-- START PROVIDED INFORMATION --

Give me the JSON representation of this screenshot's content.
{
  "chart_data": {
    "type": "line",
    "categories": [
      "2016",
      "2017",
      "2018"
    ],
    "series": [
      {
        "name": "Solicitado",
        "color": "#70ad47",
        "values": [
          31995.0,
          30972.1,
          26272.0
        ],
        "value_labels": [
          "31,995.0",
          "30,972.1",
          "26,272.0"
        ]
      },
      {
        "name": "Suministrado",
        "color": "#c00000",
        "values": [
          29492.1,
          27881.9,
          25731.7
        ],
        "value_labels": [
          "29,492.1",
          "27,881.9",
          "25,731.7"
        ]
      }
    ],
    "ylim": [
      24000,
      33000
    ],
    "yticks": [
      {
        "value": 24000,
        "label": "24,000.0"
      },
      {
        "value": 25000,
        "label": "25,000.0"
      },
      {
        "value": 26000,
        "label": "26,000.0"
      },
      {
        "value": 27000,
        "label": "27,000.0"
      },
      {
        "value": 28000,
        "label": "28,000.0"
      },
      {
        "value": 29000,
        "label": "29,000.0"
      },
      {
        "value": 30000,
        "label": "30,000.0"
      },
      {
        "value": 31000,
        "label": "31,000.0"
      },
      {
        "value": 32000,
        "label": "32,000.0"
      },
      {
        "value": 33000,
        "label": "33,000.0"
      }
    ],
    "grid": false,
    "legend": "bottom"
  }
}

-- END PROVIDED INFORMATION --

Copy every line in the listing above where the string "name" turns up.

# SOLVED EXERCISE
        "name": "Solicitado",
        "name": "Suministrado",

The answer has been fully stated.